┌──

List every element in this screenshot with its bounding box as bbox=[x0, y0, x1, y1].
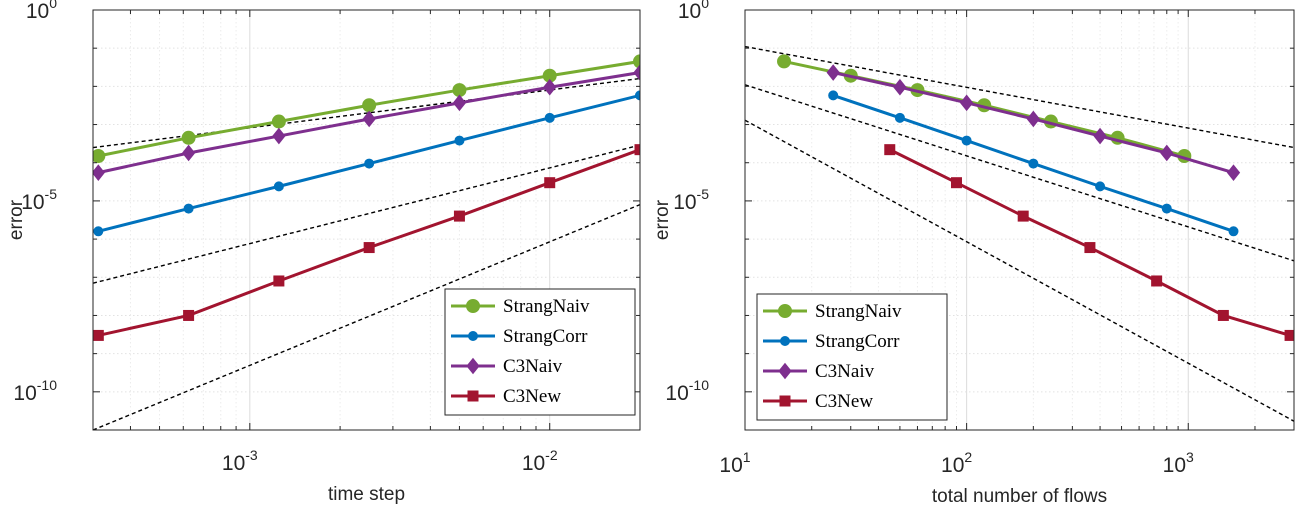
grid bbox=[93, 10, 640, 430]
y-tick-label: 10-5 bbox=[21, 186, 57, 214]
legend-marker bbox=[466, 299, 480, 313]
data-point-StrangNaiv bbox=[93, 149, 106, 164]
legend-label: C3New bbox=[815, 391, 873, 412]
data-point-StrangCorr bbox=[1161, 203, 1172, 214]
axes-frame bbox=[744, 9, 1295, 431]
data-point-C3New bbox=[1017, 210, 1029, 222]
data-point-StrangNaiv bbox=[633, 54, 640, 69]
data-point-StrangCorr bbox=[273, 181, 284, 192]
reference-line-1 bbox=[745, 84, 1294, 262]
x-tick-label: 10-3 bbox=[222, 447, 258, 475]
data-point-StrangNaiv bbox=[362, 98, 377, 113]
data-point-StrangCorr bbox=[1228, 226, 1239, 237]
data-point-C3Naiv bbox=[93, 164, 105, 181]
data-point-C3Naiv bbox=[959, 94, 974, 112]
data-point-C3New bbox=[93, 329, 104, 341]
data-point-C3Naiv bbox=[181, 144, 196, 162]
y-tick-label: 10-10 bbox=[665, 377, 709, 405]
legend-marker bbox=[778, 304, 792, 318]
data-point-StrangCorr bbox=[961, 135, 972, 146]
data-point-C3Naiv bbox=[893, 78, 907, 96]
x-tick-label: 102 bbox=[941, 449, 972, 477]
reference-lines bbox=[745, 45, 1294, 422]
data-point-C3Naiv bbox=[543, 78, 557, 96]
legend-marker bbox=[779, 395, 791, 407]
data-point-C3New bbox=[1084, 242, 1096, 254]
data-point-StrangCorr bbox=[1028, 158, 1039, 169]
reference-line-2 bbox=[745, 119, 1294, 422]
data-point-C3New bbox=[950, 177, 962, 189]
legend-label: StrangNaiv bbox=[503, 296, 590, 317]
data-point-StrangCorr bbox=[544, 112, 555, 123]
data-point-C3New bbox=[634, 144, 640, 156]
y-axis-label: error bbox=[652, 199, 673, 240]
legend-label: StrangCorr bbox=[503, 326, 588, 347]
legend-label: C3New bbox=[503, 386, 561, 407]
tick-marks bbox=[744, 9, 1295, 431]
data-point-StrangCorr bbox=[1095, 181, 1106, 192]
data-point-StrangCorr bbox=[93, 226, 104, 237]
x-axis-label: total number of flows bbox=[932, 486, 1107, 507]
data-point-StrangCorr bbox=[894, 112, 905, 123]
data-point-C3Naiv bbox=[1093, 127, 1107, 145]
legend-marker bbox=[780, 336, 790, 346]
legend-label: StrangCorr bbox=[815, 331, 900, 352]
x-tick-label: 103 bbox=[1163, 449, 1194, 477]
legend-marker bbox=[467, 390, 479, 402]
series-group bbox=[93, 54, 640, 341]
reference-line-1 bbox=[93, 144, 640, 284]
axes-frame bbox=[92, 9, 641, 431]
data-point-C3New bbox=[273, 275, 285, 287]
data-point-C3New bbox=[1151, 275, 1163, 287]
y-axis-label: error bbox=[6, 199, 27, 240]
right-chart-panel: 101 102 103 100 10-5 10-10 total number of flo… bbox=[652, 0, 1295, 507]
x-axis-label: time step bbox=[328, 484, 405, 505]
data-point-C3Naiv bbox=[272, 127, 286, 145]
series-group bbox=[777, 54, 1294, 341]
data-point-C3Naiv bbox=[1160, 144, 1174, 162]
legend: StrangNaiv StrangCorr C3Naiv C3New bbox=[444, 288, 636, 416]
data-point-C3New bbox=[183, 309, 195, 321]
legend-label: StrangNaiv bbox=[815, 301, 902, 322]
left-chart-panel: 10-3 10-2 100 10-5 10-10 time step error Strang… bbox=[6, 0, 641, 505]
grid bbox=[745, 10, 1294, 430]
data-point-C3Naiv bbox=[826, 64, 840, 81]
legend-marker bbox=[778, 362, 792, 380]
y-tick-label: 10-10 bbox=[13, 377, 57, 405]
y-tick-label: 100 bbox=[26, 0, 57, 23]
reference-line-2 bbox=[93, 203, 640, 430]
data-point-StrangCorr bbox=[635, 90, 640, 101]
data-point-StrangNaiv bbox=[271, 114, 286, 129]
data-point-C3Naiv bbox=[633, 64, 640, 81]
data-point-StrangNaiv bbox=[181, 130, 196, 145]
legend: StrangNaiv StrangCorr C3Naiv C3New bbox=[756, 293, 948, 421]
data-point-C3New bbox=[453, 210, 465, 222]
data-point-StrangCorr bbox=[828, 90, 839, 101]
y-tick-label: 10-5 bbox=[673, 186, 709, 214]
data-point-C3Naiv bbox=[452, 94, 467, 112]
data-point-C3Naiv bbox=[1026, 110, 1040, 128]
data-point-StrangCorr bbox=[183, 203, 194, 214]
reference-line-0 bbox=[745, 45, 1294, 149]
legend-marker bbox=[468, 331, 478, 341]
data-point-C3Naiv bbox=[1226, 164, 1241, 181]
legend-label: C3Naiv bbox=[815, 361, 875, 382]
data-point-C3Naiv bbox=[362, 110, 376, 128]
y-tick-label: 100 bbox=[678, 0, 709, 23]
data-point-C3New bbox=[363, 242, 375, 254]
x-tick-label: 101 bbox=[719, 449, 750, 477]
data-point-StrangNaiv bbox=[777, 54, 792, 69]
data-point-C3New bbox=[1284, 329, 1294, 341]
data-point-C3New bbox=[1217, 309, 1229, 321]
data-point-C3New bbox=[884, 144, 896, 156]
legend-marker bbox=[466, 357, 480, 375]
data-point-StrangCorr bbox=[454, 135, 465, 146]
legend-label: C3Naiv bbox=[503, 356, 563, 377]
data-point-StrangCorr bbox=[364, 158, 375, 169]
data-point-C3New bbox=[544, 177, 556, 189]
x-tick-label: 10-2 bbox=[522, 447, 558, 475]
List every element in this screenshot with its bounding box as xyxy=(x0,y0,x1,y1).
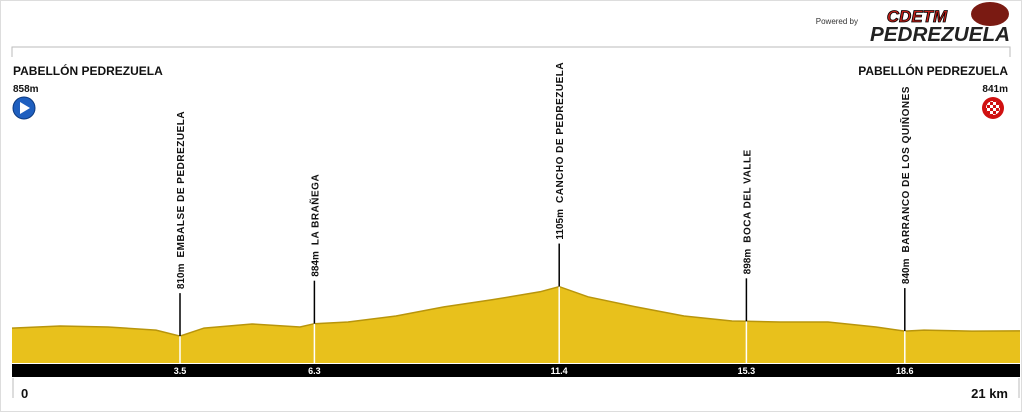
end-name: PABELLÓN PEDREZUELA xyxy=(858,63,1008,78)
logo-text: PEDREZUELA xyxy=(870,24,1010,46)
waypoint-elevation: 898m xyxy=(742,249,753,275)
waypoint-elevation: 1105m xyxy=(555,209,566,240)
elevation-edge xyxy=(11,285,1021,337)
powered-by: Powered by xyxy=(816,17,858,26)
logo-text: CDETM xyxy=(887,7,948,26)
waypoint-km: 6.3 xyxy=(308,366,321,376)
start-icon xyxy=(12,96,36,120)
start-elevation: 858m xyxy=(13,84,39,95)
end-elevation: 841m xyxy=(982,84,1008,95)
x-tick-label: 0 xyxy=(21,386,28,401)
waypoint-name: CANCHO DE PEDREZUELA xyxy=(555,62,566,203)
waypoint-km: 18.6 xyxy=(896,366,914,376)
header-rule xyxy=(11,46,1011,57)
x-tick-label: 21 km xyxy=(971,386,1008,401)
distance-bar xyxy=(12,364,1020,377)
elevation-area xyxy=(12,286,1020,363)
waypoint-name: BOCA DEL VALLE xyxy=(742,149,753,242)
waypoint-elevation: 810m xyxy=(176,263,187,289)
start-name: PABELLÓN PEDREZUELA xyxy=(13,63,163,78)
waypoint-km: 3.5 xyxy=(174,366,187,376)
waypoint-km: 11.4 xyxy=(551,366,568,376)
logo: CDETM PEDREZUELA xyxy=(870,2,1010,46)
waypoint-elevation: 884m xyxy=(310,251,321,277)
waypoint-name: BARRANCO DE LOS QUIÑONES xyxy=(899,86,912,252)
waypoint-name: LA BRAÑEGA xyxy=(308,174,321,245)
finish-icon xyxy=(982,97,1004,119)
logo-emblem xyxy=(971,2,1009,26)
waypoint-km: 15.3 xyxy=(738,366,756,376)
waypoint-elevation: 840m xyxy=(901,258,912,284)
waypoint-name: EMBALSE DE PEDREZUELA xyxy=(176,111,187,258)
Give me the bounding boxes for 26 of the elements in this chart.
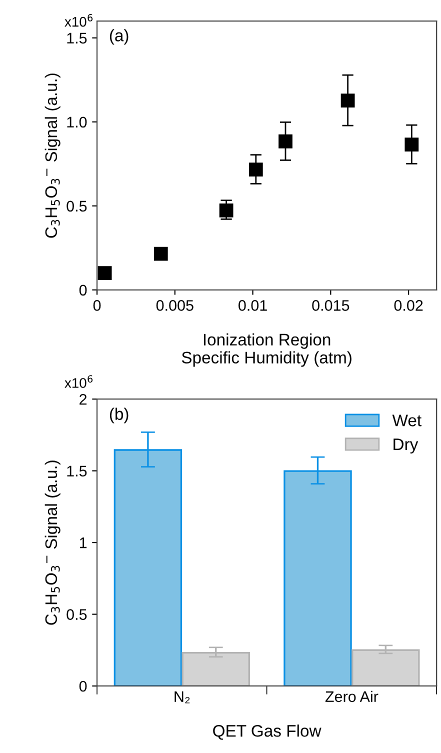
x-tick-label: 0.015 [312, 300, 350, 311]
y-tick-label: 1.0 [67, 116, 87, 128]
y-tick-label: 0 [79, 284, 87, 296]
x-tick-label: 0.02 [394, 300, 423, 311]
annotation: (a) [110, 29, 128, 45]
annotation: (b) [110, 408, 128, 424]
text: x10$^{6}$ [64, 375, 93, 388]
y-axis-title: C$_{3}$H$_{5}$O$_{3}$$^{−}$ Signal (a.u.) [44, 460, 60, 625]
x-tick-label: 0.01 [238, 300, 267, 311]
x-tick-label: Zero Air [325, 690, 378, 702]
x-tick-label: N₂ [174, 691, 190, 704]
y-tick-label: 1 [80, 538, 87, 548]
y-tick-label: 0.5 [66, 609, 87, 620]
y-tick-label: 0 [79, 680, 87, 692]
y-tick-label: 1.5 [67, 466, 87, 476]
y-axis-title: C$_{3}$H$_{5}$O$_{3}$$^{−}$ Signal (a.u.) [44, 74, 60, 238]
x-tick-label: 0.005 [156, 300, 194, 311]
y-tick-label: 2 [80, 394, 87, 405]
y-tick-label: 1.5 [67, 32, 87, 44]
x-tick-label: 0 [93, 300, 101, 311]
legend-label: Dry [394, 438, 418, 454]
text: x10$^{6}$ [64, 14, 93, 27]
legend-label: Wet [392, 414, 422, 426]
y-tick-label: 0.5 [66, 200, 87, 212]
x-axis-title: QET Gas Flow [213, 724, 322, 740]
x-axis-title: Ionization Region Specific Humidity (atm) [182, 333, 352, 367]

└──

**What you need to do**. Reproduce verbatim the lines of the records from the one containing "end-name: PABELLÓN PEDREZUELA" through the one containing "Give me the", both included.

**Reply**.
end-name: PABELLÓN PEDREZUELA xyxy=(858,63,1008,78)
logo-text: PEDREZUELA xyxy=(870,24,1010,46)
waypoint-elevation: 898m xyxy=(742,249,753,275)
waypoint-elevation: 1105m xyxy=(555,209,566,240)
elevation-edge xyxy=(11,285,1021,337)
powered-by: Powered by xyxy=(816,17,858,26)
logo-text: CDETM xyxy=(887,7,948,26)
waypoint-km: 6.3 xyxy=(308,366,321,376)
start-icon xyxy=(12,96,36,120)
start-elevation: 858m xyxy=(13,84,39,95)
end-elevation: 841m xyxy=(982,84,1008,95)
x-tick-label: 0 xyxy=(21,386,28,401)
waypoint-name: CANCHO DE PEDREZUELA xyxy=(555,62,566,203)
waypoint-km: 18.6 xyxy=(896,366,914,376)
header-rule xyxy=(11,46,1011,57)
x-tick-label: 21 km xyxy=(971,386,1008,401)
distance-bar xyxy=(12,364,1020,377)
elevation-area xyxy=(12,286,1020,363)
waypoint-name: BOCA DEL VALLE xyxy=(742,149,753,242)
waypoint-elevation: 810m xyxy=(176,263,187,289)
start-name: PABELLÓN PEDREZUELA xyxy=(13,63,163,78)
waypoint-km: 3.5 xyxy=(174,366,187,376)
waypoint-km: 11.4 xyxy=(551,366,568,376)
logo: CDETM PEDREZUELA xyxy=(870,2,1010,46)
waypoint-elevation: 884m xyxy=(310,251,321,277)
waypoint-name: BARRANCO DE LOS QUIÑONES xyxy=(899,86,912,252)
waypoint-name: LA BRAÑEGA xyxy=(308,174,321,245)
finish-icon xyxy=(982,97,1004,119)
logo-emblem xyxy=(971,2,1009,26)
waypoint-km: 15.3 xyxy=(738,366,756,376)
waypoint-elevation: 840m xyxy=(901,258,912,284)
waypoint-name: EMBALSE DE PEDREZUELA xyxy=(176,111,187,258)
Give me the bounding boxes for 26 of the elements in this chart.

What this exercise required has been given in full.